(A block of data)
§

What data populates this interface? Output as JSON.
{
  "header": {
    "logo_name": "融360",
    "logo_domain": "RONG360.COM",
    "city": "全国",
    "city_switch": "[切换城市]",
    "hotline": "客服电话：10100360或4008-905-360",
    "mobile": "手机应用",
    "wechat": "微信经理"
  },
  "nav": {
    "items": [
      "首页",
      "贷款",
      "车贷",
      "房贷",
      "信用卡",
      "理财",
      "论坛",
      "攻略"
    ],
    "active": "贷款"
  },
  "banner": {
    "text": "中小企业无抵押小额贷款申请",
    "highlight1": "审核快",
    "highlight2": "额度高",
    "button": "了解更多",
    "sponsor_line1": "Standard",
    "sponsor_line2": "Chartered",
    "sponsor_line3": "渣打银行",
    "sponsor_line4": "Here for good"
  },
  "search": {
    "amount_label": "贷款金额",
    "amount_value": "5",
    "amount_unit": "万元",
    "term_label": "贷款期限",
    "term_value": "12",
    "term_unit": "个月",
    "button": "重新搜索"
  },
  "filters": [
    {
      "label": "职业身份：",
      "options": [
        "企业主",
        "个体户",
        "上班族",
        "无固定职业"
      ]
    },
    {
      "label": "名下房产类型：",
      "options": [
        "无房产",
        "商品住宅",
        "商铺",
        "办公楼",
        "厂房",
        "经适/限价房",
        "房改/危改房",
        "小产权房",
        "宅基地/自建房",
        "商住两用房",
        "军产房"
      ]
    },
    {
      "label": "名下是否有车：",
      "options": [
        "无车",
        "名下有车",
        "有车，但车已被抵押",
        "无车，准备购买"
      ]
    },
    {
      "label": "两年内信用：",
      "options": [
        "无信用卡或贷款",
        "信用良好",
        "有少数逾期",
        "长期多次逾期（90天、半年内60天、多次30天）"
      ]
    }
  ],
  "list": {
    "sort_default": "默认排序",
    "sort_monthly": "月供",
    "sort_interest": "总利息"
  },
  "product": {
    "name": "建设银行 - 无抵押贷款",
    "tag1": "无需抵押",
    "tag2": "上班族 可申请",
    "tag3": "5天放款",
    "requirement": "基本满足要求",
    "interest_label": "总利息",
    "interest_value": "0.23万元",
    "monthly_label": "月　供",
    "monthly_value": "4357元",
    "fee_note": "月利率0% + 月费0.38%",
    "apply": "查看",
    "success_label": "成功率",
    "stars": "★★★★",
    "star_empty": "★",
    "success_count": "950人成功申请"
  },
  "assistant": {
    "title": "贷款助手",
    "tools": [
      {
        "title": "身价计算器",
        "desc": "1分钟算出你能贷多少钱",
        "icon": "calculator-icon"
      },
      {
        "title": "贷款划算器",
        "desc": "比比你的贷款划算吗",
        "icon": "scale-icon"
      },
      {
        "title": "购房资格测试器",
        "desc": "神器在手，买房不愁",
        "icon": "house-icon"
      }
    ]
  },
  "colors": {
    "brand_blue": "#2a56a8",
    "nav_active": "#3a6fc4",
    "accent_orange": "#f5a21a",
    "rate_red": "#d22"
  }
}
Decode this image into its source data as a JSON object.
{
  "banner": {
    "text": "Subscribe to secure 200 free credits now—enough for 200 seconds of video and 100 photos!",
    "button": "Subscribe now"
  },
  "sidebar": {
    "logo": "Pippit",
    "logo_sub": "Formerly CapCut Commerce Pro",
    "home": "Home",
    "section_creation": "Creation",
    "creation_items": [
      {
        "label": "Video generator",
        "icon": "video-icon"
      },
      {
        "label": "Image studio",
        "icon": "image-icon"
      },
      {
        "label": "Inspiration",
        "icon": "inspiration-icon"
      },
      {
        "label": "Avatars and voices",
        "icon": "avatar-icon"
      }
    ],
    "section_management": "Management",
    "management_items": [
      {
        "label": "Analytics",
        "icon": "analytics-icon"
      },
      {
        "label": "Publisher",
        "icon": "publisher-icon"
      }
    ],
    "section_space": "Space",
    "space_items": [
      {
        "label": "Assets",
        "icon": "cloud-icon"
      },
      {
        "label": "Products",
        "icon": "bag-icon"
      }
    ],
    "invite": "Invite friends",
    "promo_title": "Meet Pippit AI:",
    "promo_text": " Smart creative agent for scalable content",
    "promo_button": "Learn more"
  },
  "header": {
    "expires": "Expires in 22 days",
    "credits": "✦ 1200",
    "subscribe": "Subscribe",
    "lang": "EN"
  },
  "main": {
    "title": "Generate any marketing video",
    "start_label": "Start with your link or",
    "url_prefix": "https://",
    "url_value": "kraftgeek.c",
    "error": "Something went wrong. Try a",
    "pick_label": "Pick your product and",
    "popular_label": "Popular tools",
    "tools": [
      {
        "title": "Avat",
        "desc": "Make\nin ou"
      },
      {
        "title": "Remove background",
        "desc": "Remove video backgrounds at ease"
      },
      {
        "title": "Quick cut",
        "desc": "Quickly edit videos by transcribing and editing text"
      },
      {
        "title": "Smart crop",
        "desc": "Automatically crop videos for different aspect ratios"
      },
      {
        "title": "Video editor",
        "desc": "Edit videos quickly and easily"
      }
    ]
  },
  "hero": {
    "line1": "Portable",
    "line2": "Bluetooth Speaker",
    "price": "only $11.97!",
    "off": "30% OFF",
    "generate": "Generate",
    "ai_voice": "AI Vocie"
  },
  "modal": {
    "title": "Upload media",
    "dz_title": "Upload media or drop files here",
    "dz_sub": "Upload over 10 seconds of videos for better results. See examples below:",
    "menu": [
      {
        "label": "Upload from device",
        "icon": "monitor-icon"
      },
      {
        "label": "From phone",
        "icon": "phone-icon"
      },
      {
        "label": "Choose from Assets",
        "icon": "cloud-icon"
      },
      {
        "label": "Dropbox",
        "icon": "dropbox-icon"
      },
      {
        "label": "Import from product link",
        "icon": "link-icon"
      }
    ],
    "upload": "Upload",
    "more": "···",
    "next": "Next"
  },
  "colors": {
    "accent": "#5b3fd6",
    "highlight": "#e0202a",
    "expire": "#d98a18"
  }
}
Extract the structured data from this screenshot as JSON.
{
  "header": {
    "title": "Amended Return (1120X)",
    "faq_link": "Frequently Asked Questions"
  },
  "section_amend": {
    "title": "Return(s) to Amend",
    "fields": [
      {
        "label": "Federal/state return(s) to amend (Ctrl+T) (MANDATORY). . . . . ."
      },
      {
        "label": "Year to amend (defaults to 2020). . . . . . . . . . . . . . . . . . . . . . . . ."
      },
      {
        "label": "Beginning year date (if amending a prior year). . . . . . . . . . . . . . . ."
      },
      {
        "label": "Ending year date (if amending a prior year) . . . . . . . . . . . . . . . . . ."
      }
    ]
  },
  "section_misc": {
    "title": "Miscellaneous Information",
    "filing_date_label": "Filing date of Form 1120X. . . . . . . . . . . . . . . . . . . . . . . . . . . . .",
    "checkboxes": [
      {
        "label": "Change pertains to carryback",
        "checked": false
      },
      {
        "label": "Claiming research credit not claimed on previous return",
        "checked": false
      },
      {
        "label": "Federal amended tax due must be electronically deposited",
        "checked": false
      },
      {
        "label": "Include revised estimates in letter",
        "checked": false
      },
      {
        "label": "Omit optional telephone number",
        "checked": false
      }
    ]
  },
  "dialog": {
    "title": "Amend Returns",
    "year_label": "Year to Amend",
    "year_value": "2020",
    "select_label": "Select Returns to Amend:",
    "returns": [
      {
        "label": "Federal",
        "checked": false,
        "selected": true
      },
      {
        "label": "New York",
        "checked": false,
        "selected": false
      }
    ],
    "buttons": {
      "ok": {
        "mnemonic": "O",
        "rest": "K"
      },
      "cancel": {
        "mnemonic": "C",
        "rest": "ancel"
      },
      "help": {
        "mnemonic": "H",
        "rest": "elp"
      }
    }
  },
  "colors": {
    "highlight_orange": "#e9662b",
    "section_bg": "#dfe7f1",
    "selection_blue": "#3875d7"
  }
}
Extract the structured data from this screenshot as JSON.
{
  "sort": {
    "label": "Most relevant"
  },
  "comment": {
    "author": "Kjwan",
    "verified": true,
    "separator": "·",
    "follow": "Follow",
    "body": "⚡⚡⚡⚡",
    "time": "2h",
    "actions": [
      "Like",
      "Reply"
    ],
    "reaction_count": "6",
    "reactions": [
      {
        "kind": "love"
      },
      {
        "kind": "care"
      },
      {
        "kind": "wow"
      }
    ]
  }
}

§

**WRITTEN INSTRUCTION**
Which lines contain the word "Federal"? Copy each of them.

**TASK OUTPUT**
        "label": "Federal/state return(s) to amend (Ctrl+T) (MANDATORY). . . . . ."
        "label": "Federal amended tax due must be electronically deposited",
        "label": "Federal",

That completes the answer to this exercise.